## REQUEST:
Across the entries below, how many lines contain the word "name"? Give the number alone.

## MATERIAL FOR THE TASK:
===

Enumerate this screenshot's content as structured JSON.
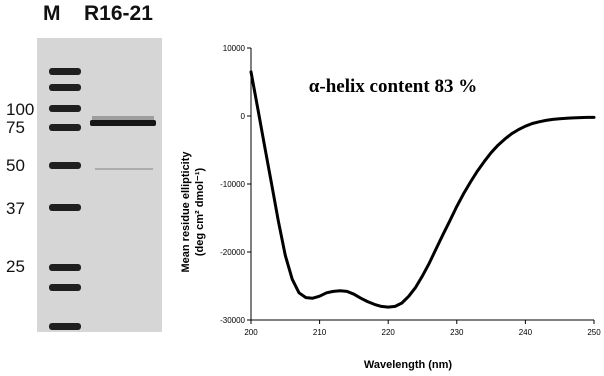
{
  "gel": {
    "lane_labels": [
      "M",
      "R16-21"
    ],
    "mw_labels": [
      "100",
      "75",
      "50",
      "37",
      "25"
    ]
  },
  "chart_data": {
    "type": "line",
    "annotation": "α-helix content 83 %",
    "xlabel": "Wavelength (nm)",
    "ylabel_line1": "Mean residue ellipticity",
    "ylabel_line2": "(deg cm² dmol⁻¹)",
    "xlim": [
      200,
      250
    ],
    "ylim": [
      -30000,
      10000
    ],
    "xticks": [
      200,
      210,
      220,
      230,
      240,
      250
    ],
    "yticks": [
      10000,
      0,
      -10000,
      -20000,
      -30000
    ],
    "series": [
      {
        "x": [
          200,
          201,
          202,
          203,
          204,
          205,
          206,
          207,
          208,
          209,
          210,
          211,
          212,
          213,
          214,
          215,
          216,
          217,
          218,
          219,
          220,
          221,
          222,
          223,
          224,
          225,
          226,
          227,
          228,
          229,
          230,
          231,
          232,
          233,
          234,
          235,
          236,
          237,
          238,
          239,
          240,
          241,
          242,
          243,
          244,
          245,
          246,
          247,
          248,
          249,
          250
        ],
        "y": [
          6500,
          1000,
          -4500,
          -10000,
          -15500,
          -20500,
          -24000,
          -26000,
          -26700,
          -26800,
          -26500,
          -26000,
          -25800,
          -25700,
          -25800,
          -26200,
          -26800,
          -27300,
          -27700,
          -28000,
          -28100,
          -28000,
          -27500,
          -26500,
          -25200,
          -23500,
          -21600,
          -19500,
          -17400,
          -15400,
          -13300,
          -11400,
          -9700,
          -8100,
          -6700,
          -5400,
          -4300,
          -3400,
          -2600,
          -2000,
          -1500,
          -1100,
          -850,
          -650,
          -500,
          -400,
          -330,
          -280,
          -240,
          -210,
          -200
        ]
      }
    ]
  }
}
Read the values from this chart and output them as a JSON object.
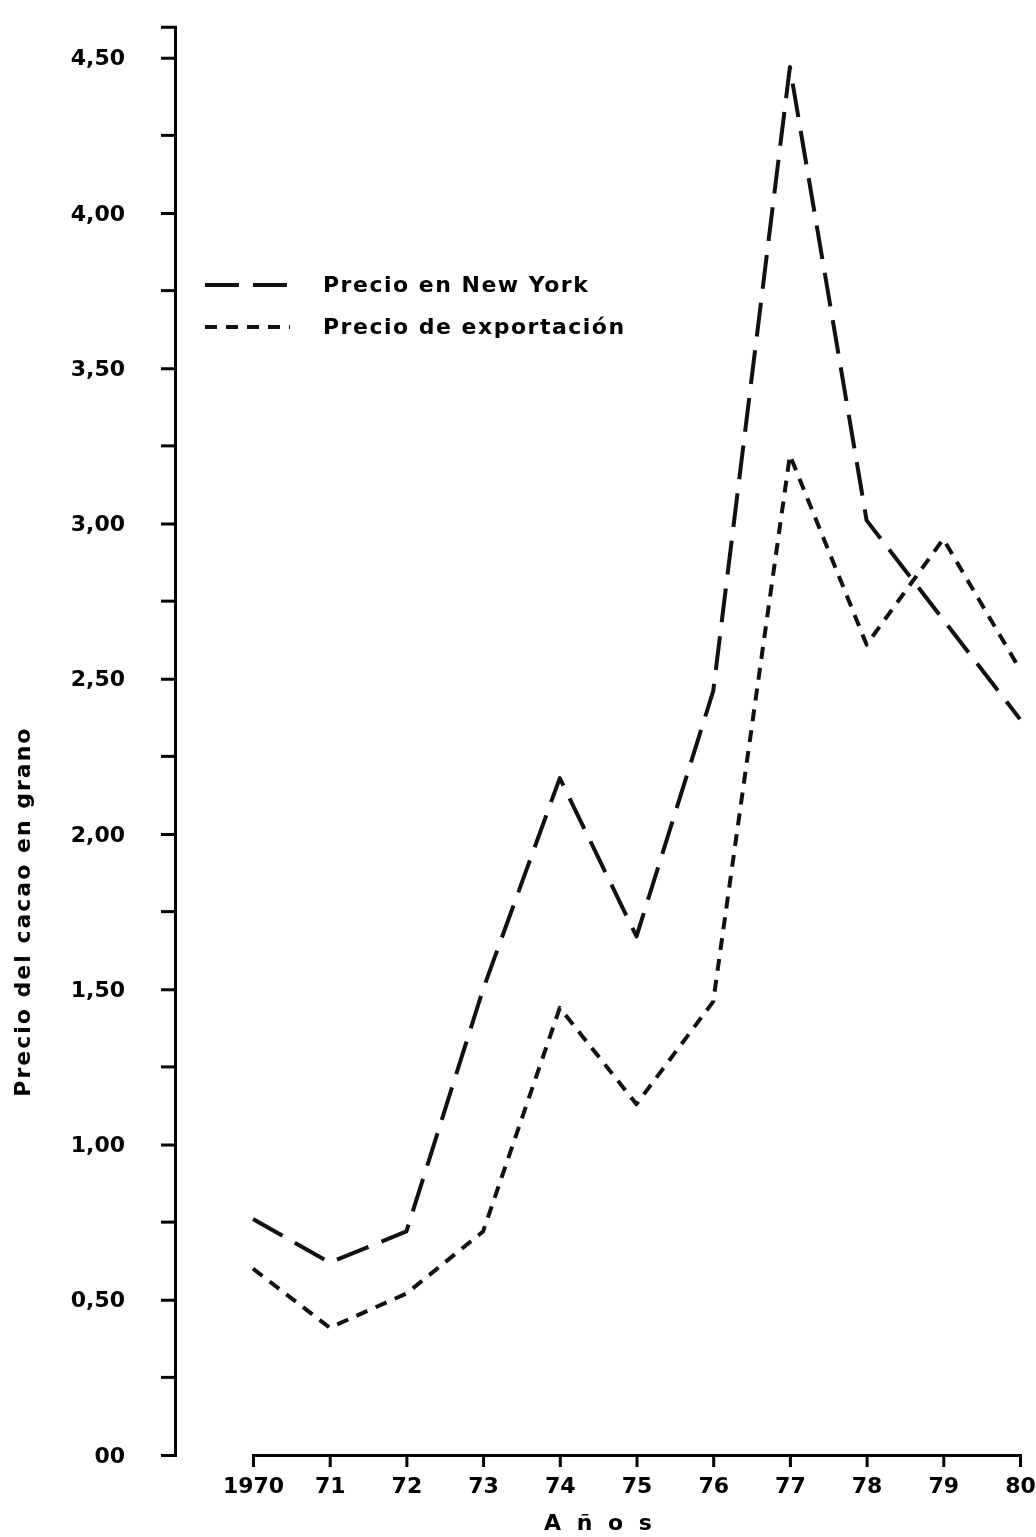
{
  "chart_data": {
    "type": "line",
    "xlabel": "A ñ o s",
    "ylabel": "Precio del cacao en grano",
    "x": [
      1970,
      1971,
      1972,
      1973,
      1974,
      1975,
      1976,
      1977,
      1978,
      1979,
      1980
    ],
    "series": [
      {
        "name": "Precio en New York",
        "color": "#111111",
        "line_style": "dashed",
        "values": [
          0.76,
          0.62,
          0.72,
          1.5,
          2.18,
          1.67,
          2.46,
          4.47,
          3.01,
          2.69,
          2.37
        ]
      },
      {
        "name": "Precio de exportación",
        "color": "#111111",
        "line_style": "dotted",
        "values": [
          0.6,
          0.41,
          0.52,
          0.72,
          1.44,
          1.13,
          1.46,
          3.22,
          2.61,
          2.95,
          2.53
        ]
      }
    ],
    "xlim": [
      1970,
      1980
    ],
    "xticks": [
      {
        "value": 1970,
        "label": "1970"
      },
      {
        "value": 1971,
        "label": "71"
      },
      {
        "value": 1972,
        "label": "72"
      },
      {
        "value": 1973,
        "label": "73"
      },
      {
        "value": 1974,
        "label": "74"
      },
      {
        "value": 1975,
        "label": "75"
      },
      {
        "value": 1976,
        "label": "76"
      },
      {
        "value": 1977,
        "label": "77"
      },
      {
        "value": 1978,
        "label": "78"
      },
      {
        "value": 1979,
        "label": "79"
      },
      {
        "value": 1980,
        "label": "80"
      }
    ],
    "ylim": [
      0,
      4.6
    ],
    "yticks": [
      {
        "value": 0,
        "label": "00"
      },
      {
        "value": 0.5,
        "label": "0,50"
      },
      {
        "value": 1,
        "label": "1,00"
      },
      {
        "value": 1.5,
        "label": "1,50"
      },
      {
        "value": 2,
        "label": "2,00"
      },
      {
        "value": 2.5,
        "label": "2,50"
      },
      {
        "value": 3,
        "label": "3,00"
      },
      {
        "value": 3.5,
        "label": "3,50"
      },
      {
        "value": 4,
        "label": "4,00"
      },
      {
        "value": 4.5,
        "label": "4,50"
      }
    ],
    "legend": "top left",
    "grid": false
  }
}
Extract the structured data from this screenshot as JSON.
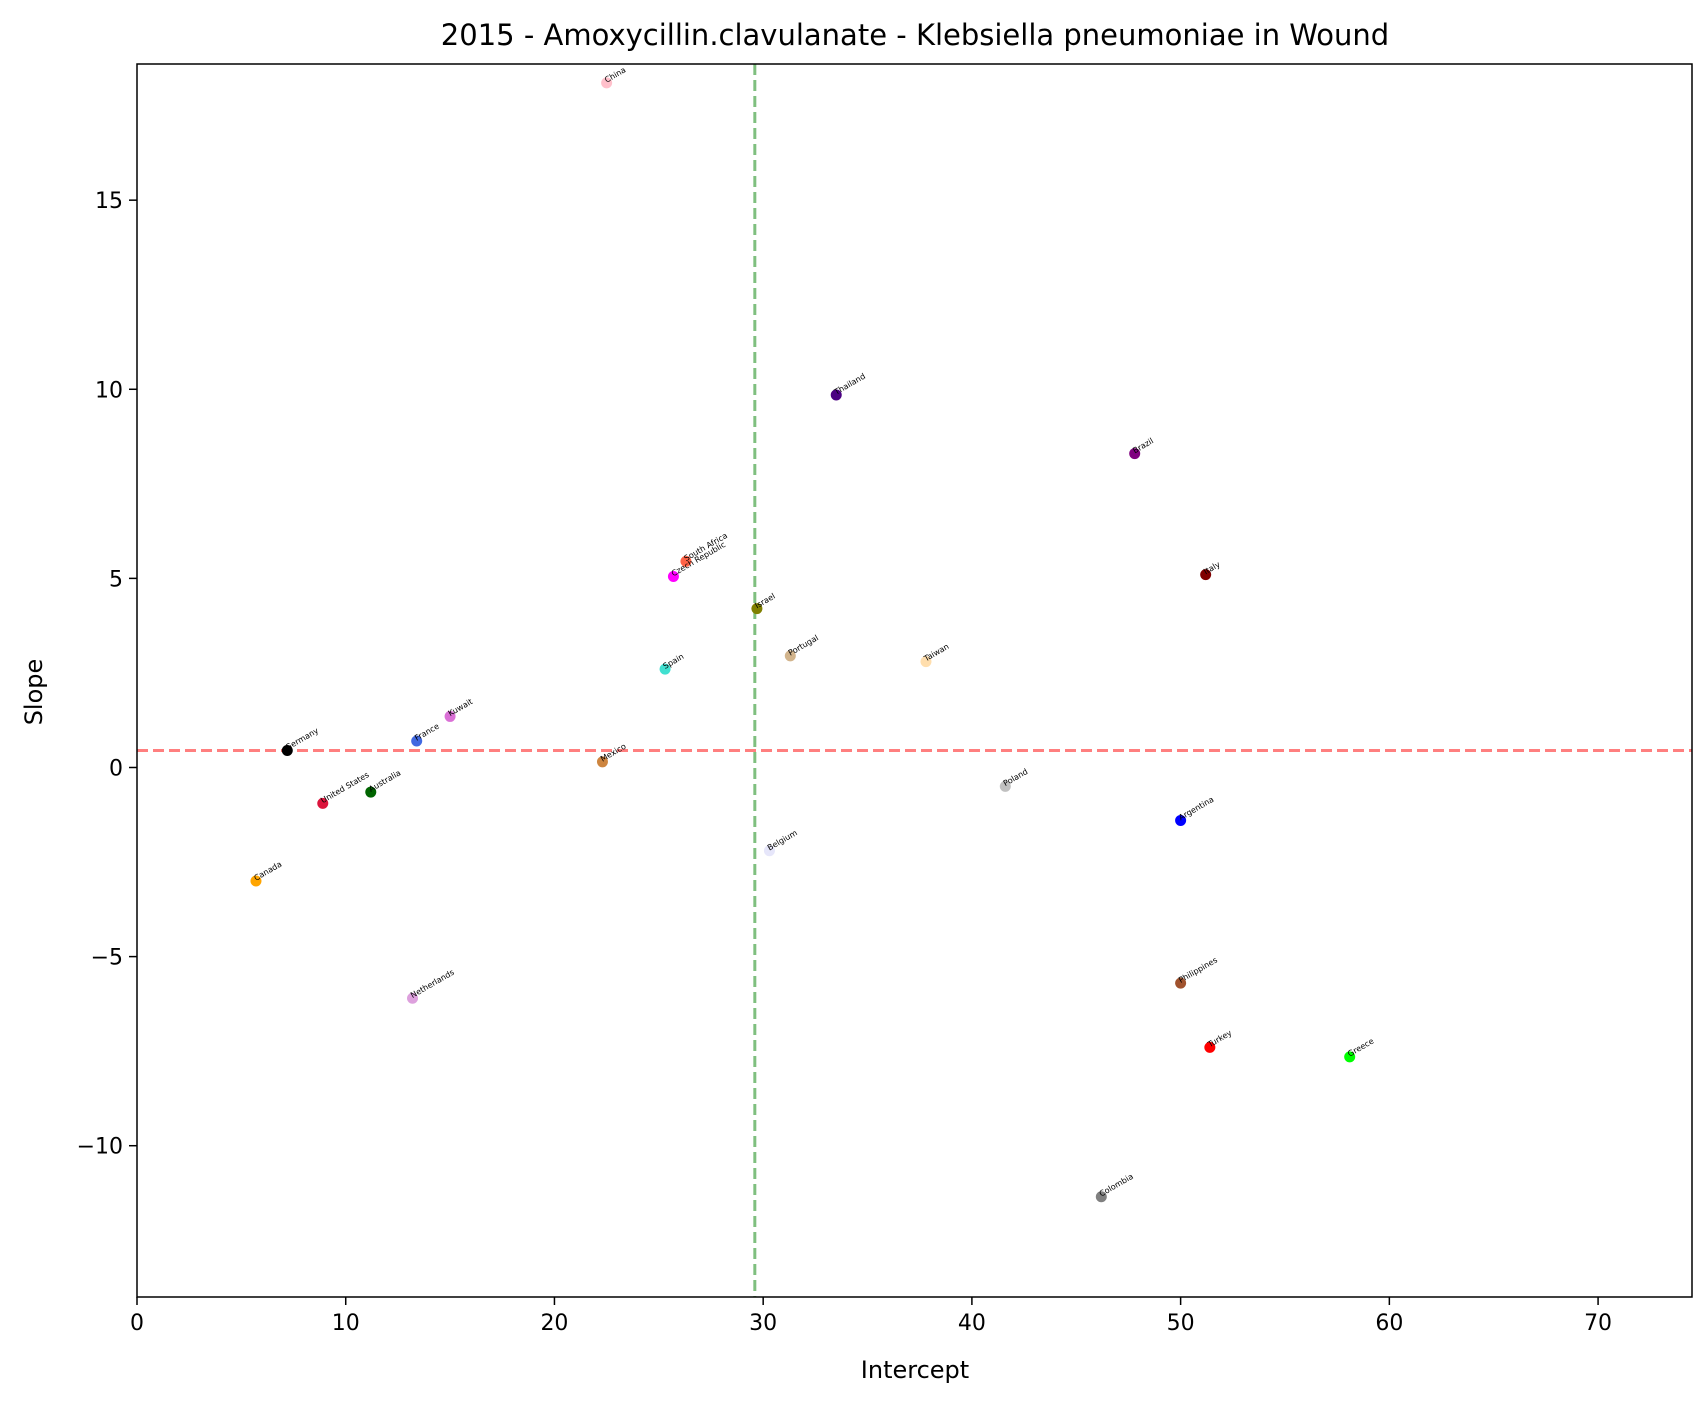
{
  "chart_data": {
    "type": "scatter",
    "title": "2015 - Amoxycillin.clavulanate - Klebsiella pneumoniae in Wound",
    "xlabel": "Intercept",
    "ylabel": "Slope",
    "xlim": [
      0,
      74.5
    ],
    "ylim": [
      -14,
      18.6
    ],
    "xticks": [
      0,
      10,
      20,
      30,
      40,
      50,
      60,
      70
    ],
    "xtick_labels": [
      "0",
      "10",
      "20",
      "30",
      "40",
      "50",
      "60",
      "70"
    ],
    "yticks": [
      -10,
      -5,
      0,
      5,
      10,
      15
    ],
    "ytick_labels": [
      "−10",
      "−5",
      "0",
      "5",
      "10",
      "15"
    ],
    "grid": false,
    "reference_lines": [
      {
        "orientation": "vertical",
        "value": 29.6,
        "color": "#008000",
        "style": "dashed"
      },
      {
        "orientation": "horizontal",
        "value": 0.45,
        "color": "#ff0000",
        "style": "dashed"
      }
    ],
    "points": [
      {
        "label": "China",
        "x": 22.5,
        "y": 18.1,
        "color": "#ffc0cb"
      },
      {
        "label": "Thailand",
        "x": 33.5,
        "y": 9.85,
        "color": "#4b0082"
      },
      {
        "label": "Brazil",
        "x": 47.8,
        "y": 8.3,
        "color": "#800080"
      },
      {
        "label": "South Africa",
        "x": 26.3,
        "y": 5.45,
        "color": "#ff6347"
      },
      {
        "label": "Czech Republic",
        "x": 25.7,
        "y": 5.05,
        "color": "#ff00ff"
      },
      {
        "label": "Italy",
        "x": 51.2,
        "y": 5.1,
        "color": "#800000"
      },
      {
        "label": "Israel",
        "x": 29.7,
        "y": 4.2,
        "color": "#808000"
      },
      {
        "label": "Portugal",
        "x": 31.3,
        "y": 2.95,
        "color": "#d2b48c"
      },
      {
        "label": "Taiwan",
        "x": 37.8,
        "y": 2.8,
        "color": "#ffdead"
      },
      {
        "label": "Spain",
        "x": 25.3,
        "y": 2.6,
        "color": "#40e0d0"
      },
      {
        "label": "Kuwait",
        "x": 15.0,
        "y": 1.35,
        "color": "#da70d6"
      },
      {
        "label": "France",
        "x": 13.4,
        "y": 0.7,
        "color": "#4169e1"
      },
      {
        "label": "Germany",
        "x": 7.2,
        "y": 0.45,
        "color": "#000000"
      },
      {
        "label": "Mexico",
        "x": 22.3,
        "y": 0.15,
        "color": "#cd853f"
      },
      {
        "label": "Poland",
        "x": 41.6,
        "y": -0.5,
        "color": "#c0c0c0"
      },
      {
        "label": "Australia",
        "x": 11.2,
        "y": -0.65,
        "color": "#006400"
      },
      {
        "label": "United States",
        "x": 8.9,
        "y": -0.95,
        "color": "#dc143c"
      },
      {
        "label": "Argentina",
        "x": 50.0,
        "y": -1.4,
        "color": "#0000ff"
      },
      {
        "label": "Belgium",
        "x": 30.3,
        "y": -2.2,
        "color": "#e6e6fa"
      },
      {
        "label": "Canada",
        "x": 5.7,
        "y": -3.0,
        "color": "#ffa500"
      },
      {
        "label": "Philippines",
        "x": 50.0,
        "y": -5.7,
        "color": "#a0522d"
      },
      {
        "label": "Netherlands",
        "x": 13.2,
        "y": -6.1,
        "color": "#dda0dd"
      },
      {
        "label": "Turkey",
        "x": 51.4,
        "y": -7.4,
        "color": "#ff0000"
      },
      {
        "label": "Greece",
        "x": 58.1,
        "y": -7.65,
        "color": "#00ff00"
      },
      {
        "label": "Colombia",
        "x": 46.2,
        "y": -11.35,
        "color": "#808080"
      }
    ]
  }
}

===

## REPLY:
2